### WRITTEN EXERCISE
Find every line in the records below that holds the word "screenshot" and copy it.

-*-*-

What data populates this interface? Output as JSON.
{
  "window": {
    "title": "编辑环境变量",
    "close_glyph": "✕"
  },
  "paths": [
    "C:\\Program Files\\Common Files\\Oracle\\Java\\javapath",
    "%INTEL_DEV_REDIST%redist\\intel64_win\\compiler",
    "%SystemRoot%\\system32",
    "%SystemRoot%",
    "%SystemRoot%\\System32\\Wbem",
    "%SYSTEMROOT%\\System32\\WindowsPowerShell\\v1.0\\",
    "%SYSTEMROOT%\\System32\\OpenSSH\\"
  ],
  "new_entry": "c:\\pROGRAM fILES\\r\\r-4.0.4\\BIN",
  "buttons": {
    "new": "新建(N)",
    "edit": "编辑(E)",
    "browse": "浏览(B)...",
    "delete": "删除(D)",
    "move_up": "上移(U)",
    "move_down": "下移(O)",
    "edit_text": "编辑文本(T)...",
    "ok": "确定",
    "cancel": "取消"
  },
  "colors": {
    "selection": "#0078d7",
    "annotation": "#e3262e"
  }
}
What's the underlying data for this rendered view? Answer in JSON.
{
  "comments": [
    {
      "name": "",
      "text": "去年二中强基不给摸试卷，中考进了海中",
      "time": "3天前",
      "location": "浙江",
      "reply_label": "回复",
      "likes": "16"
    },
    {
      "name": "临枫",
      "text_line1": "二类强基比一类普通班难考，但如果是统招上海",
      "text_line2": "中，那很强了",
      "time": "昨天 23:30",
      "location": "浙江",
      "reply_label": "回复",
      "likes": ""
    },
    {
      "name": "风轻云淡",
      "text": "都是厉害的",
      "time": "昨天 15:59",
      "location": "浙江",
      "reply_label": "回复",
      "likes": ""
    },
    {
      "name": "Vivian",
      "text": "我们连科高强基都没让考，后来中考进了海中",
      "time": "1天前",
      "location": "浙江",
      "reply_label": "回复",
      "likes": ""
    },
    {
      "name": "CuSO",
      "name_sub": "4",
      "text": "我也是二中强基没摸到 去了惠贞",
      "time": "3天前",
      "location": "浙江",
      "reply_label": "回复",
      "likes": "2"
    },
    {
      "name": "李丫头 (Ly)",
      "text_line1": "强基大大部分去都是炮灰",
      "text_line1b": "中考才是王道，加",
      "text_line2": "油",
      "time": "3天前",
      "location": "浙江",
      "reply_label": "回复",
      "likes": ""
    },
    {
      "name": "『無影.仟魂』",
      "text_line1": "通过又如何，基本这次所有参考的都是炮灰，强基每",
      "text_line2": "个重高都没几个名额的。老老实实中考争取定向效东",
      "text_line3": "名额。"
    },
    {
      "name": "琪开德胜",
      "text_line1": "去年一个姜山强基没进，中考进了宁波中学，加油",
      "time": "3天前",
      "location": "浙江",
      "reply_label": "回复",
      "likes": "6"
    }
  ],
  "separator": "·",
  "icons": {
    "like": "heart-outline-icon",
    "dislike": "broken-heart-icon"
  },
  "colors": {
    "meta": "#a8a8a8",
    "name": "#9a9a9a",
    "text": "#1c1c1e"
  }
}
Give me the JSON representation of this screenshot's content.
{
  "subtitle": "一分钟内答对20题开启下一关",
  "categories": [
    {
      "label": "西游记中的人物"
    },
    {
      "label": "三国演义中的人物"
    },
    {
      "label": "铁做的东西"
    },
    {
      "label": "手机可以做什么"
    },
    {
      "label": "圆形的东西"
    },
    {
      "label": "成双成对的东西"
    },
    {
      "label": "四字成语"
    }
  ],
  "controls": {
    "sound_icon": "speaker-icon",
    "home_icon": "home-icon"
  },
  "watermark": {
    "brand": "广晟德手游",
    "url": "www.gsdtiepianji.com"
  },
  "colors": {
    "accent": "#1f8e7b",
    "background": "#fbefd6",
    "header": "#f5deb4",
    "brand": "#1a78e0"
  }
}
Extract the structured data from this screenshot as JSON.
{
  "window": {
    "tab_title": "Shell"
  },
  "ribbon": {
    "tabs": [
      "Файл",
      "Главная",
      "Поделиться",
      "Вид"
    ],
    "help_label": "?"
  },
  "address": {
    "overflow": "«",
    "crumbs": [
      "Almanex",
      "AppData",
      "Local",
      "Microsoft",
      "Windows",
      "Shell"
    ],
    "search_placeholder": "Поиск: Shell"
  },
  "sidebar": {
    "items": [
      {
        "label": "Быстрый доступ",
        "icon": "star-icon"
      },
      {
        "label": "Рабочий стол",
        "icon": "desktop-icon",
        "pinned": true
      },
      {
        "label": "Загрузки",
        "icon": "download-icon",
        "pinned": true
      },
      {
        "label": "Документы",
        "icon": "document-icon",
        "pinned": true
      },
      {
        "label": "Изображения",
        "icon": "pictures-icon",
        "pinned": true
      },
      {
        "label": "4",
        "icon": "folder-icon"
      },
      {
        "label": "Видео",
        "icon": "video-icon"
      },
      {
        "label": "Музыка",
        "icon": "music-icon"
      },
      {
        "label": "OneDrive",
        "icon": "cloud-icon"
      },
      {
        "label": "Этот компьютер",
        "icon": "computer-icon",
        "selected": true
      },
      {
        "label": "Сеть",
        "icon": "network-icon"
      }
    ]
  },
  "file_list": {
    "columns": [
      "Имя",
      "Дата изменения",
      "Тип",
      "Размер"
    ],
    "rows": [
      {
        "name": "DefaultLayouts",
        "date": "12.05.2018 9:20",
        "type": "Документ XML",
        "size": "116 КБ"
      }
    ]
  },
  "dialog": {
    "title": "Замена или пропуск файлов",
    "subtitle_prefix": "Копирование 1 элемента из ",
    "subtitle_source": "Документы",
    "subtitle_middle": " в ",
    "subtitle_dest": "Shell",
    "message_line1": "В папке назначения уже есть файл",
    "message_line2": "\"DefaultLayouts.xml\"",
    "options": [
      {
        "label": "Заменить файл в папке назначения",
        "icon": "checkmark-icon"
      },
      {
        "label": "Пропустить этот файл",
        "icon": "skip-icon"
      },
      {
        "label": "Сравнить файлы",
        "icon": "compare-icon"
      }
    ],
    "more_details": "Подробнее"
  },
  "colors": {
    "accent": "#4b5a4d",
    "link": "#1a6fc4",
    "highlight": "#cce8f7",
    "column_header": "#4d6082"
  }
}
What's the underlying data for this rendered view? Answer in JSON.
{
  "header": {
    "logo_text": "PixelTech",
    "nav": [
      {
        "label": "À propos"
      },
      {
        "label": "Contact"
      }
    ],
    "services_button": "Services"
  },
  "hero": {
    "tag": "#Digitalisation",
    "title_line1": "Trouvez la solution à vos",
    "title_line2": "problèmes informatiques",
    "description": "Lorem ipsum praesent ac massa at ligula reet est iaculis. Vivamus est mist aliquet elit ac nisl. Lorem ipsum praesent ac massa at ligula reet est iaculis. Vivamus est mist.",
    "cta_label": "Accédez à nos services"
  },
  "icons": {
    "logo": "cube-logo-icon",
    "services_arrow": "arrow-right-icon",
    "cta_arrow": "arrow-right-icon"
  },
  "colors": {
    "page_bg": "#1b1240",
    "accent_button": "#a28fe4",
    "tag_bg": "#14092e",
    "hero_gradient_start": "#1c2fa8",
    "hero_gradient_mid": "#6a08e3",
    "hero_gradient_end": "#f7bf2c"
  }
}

-*-*-

### COMPLETE RESPONSE
Give me the JSON representation of this screenshot's content.
Extract the structured data from this screenshot as JSON.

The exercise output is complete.